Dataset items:
----------
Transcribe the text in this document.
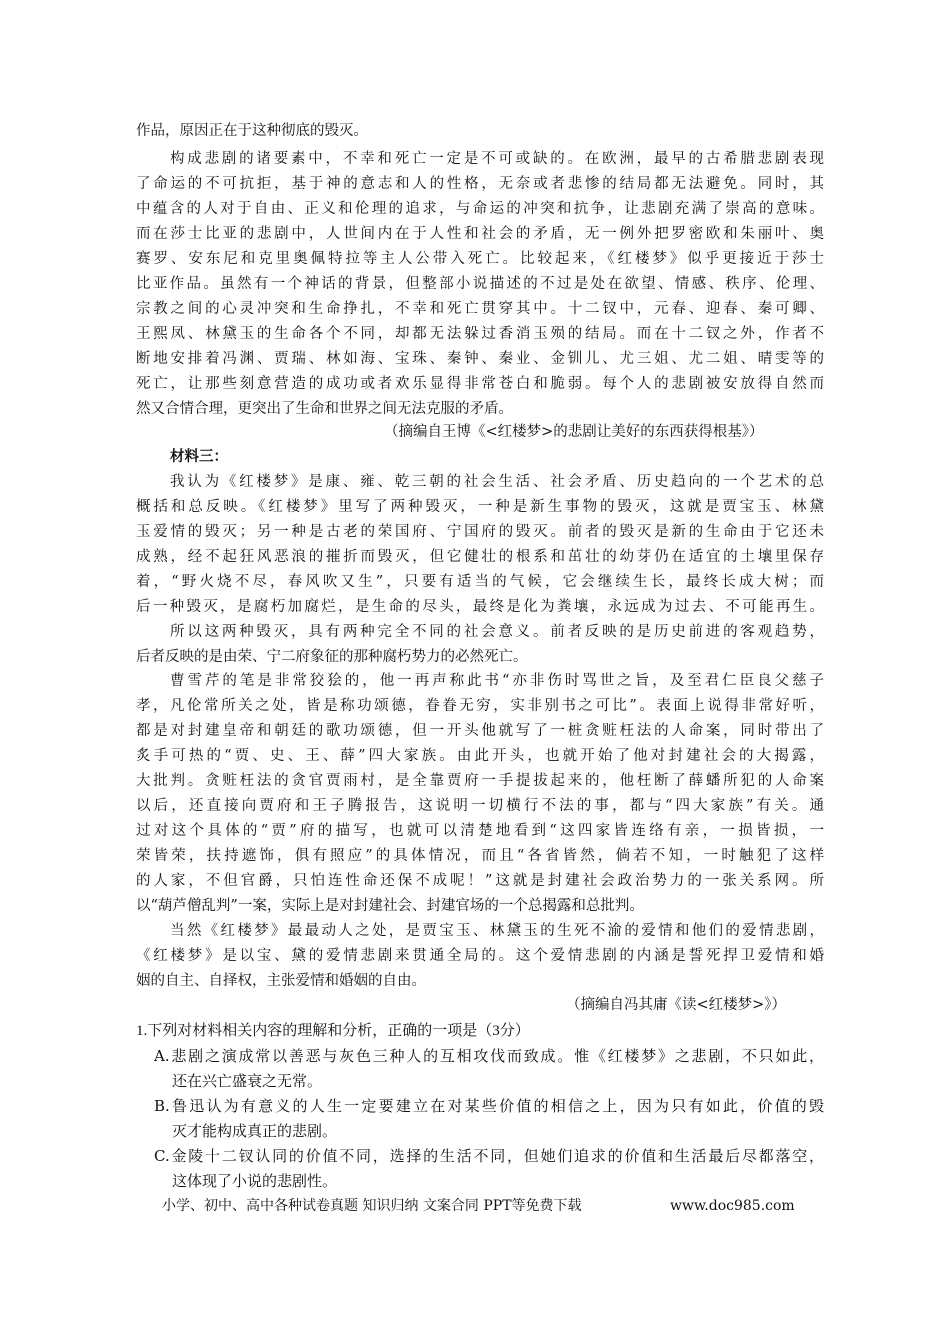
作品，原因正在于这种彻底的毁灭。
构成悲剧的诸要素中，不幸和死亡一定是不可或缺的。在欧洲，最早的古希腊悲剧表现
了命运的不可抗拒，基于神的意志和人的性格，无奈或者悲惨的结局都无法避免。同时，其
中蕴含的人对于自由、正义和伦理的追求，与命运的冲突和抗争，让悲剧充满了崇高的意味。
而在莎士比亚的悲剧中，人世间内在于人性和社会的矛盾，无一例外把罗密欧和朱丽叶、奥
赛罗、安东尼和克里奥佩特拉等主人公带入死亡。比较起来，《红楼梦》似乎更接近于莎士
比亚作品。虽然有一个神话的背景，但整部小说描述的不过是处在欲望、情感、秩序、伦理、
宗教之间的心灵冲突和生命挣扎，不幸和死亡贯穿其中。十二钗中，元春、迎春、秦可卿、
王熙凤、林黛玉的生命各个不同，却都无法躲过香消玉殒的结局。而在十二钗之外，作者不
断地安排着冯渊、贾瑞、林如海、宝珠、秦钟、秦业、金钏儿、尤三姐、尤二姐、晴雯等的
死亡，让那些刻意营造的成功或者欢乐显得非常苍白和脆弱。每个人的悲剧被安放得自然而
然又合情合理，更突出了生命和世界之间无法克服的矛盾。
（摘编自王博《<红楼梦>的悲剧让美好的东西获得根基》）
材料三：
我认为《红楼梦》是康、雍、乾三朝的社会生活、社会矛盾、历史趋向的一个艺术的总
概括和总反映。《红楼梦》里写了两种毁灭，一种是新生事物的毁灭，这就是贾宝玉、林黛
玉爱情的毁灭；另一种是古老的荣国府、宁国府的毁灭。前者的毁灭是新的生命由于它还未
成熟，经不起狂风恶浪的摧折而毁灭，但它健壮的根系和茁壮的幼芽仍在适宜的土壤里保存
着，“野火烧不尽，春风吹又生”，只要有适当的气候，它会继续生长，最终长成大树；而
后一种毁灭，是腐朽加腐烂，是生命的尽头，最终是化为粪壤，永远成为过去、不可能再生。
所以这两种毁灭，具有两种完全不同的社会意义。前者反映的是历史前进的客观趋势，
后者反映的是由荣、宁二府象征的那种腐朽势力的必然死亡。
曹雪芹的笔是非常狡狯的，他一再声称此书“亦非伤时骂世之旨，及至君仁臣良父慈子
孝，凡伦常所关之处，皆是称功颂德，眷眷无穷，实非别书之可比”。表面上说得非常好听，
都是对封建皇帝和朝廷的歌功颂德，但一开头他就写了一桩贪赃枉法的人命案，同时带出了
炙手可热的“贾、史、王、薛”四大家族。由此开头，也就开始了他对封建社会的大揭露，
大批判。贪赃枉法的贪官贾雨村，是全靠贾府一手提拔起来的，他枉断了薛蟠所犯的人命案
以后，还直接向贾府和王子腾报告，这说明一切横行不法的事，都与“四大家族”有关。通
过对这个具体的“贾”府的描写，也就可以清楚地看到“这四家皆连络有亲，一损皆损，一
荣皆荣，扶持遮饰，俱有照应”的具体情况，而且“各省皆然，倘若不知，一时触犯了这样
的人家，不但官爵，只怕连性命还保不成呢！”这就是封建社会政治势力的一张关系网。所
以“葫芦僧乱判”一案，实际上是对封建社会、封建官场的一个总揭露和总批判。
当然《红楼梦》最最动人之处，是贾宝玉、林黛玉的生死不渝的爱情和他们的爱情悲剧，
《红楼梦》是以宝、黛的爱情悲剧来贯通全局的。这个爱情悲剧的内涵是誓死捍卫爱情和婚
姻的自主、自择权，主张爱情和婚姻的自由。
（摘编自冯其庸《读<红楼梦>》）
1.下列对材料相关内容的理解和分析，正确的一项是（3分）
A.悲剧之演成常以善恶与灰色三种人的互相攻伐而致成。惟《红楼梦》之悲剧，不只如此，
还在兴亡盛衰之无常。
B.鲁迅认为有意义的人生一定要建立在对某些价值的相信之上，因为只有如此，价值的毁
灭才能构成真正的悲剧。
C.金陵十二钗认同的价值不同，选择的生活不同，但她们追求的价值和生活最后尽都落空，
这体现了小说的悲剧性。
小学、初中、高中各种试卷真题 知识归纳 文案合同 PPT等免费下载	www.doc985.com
----------
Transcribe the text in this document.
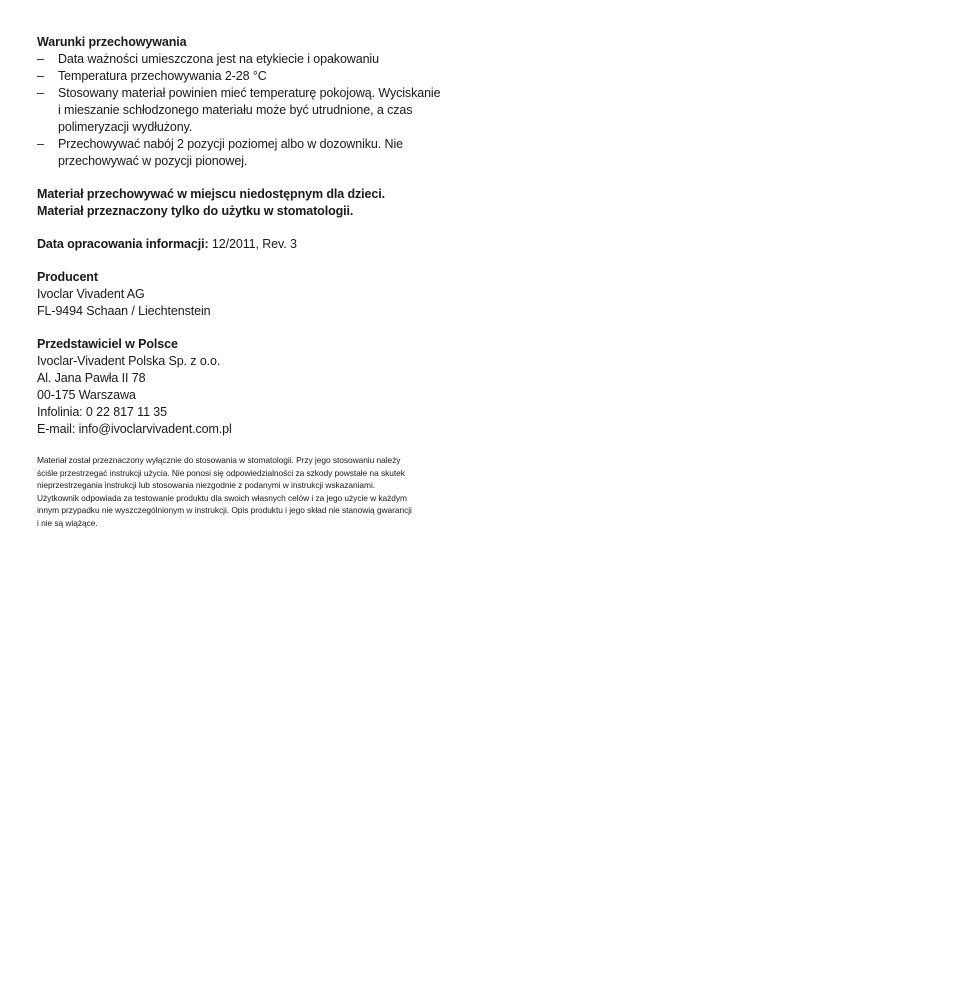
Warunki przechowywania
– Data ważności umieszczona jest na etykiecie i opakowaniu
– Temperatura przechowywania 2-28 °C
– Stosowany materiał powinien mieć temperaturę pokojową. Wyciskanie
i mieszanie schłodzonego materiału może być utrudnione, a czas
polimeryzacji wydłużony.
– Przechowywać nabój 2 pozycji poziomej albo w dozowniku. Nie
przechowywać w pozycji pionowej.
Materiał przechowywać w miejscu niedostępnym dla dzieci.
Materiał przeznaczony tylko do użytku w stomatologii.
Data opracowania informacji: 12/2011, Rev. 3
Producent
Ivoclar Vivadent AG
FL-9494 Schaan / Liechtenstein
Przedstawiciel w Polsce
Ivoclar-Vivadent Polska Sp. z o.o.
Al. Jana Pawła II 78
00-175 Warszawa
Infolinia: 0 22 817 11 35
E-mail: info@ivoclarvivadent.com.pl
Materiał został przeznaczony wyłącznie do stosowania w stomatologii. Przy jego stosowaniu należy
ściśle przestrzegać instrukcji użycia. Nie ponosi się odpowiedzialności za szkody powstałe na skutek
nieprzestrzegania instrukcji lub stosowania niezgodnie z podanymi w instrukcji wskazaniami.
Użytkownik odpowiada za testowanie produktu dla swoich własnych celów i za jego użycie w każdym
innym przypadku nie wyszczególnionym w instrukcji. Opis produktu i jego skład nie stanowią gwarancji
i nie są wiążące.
----------
> SET PROBLEM: Pull out each line of the records holding the string "stomatologii".

> EXERCISE RESULT:
Materiał przeznaczony tylko do użytku w stomatologii.
Materiał został przeznaczony wyłącznie do stosowania w stomatologii. Przy jego stosowaniu należy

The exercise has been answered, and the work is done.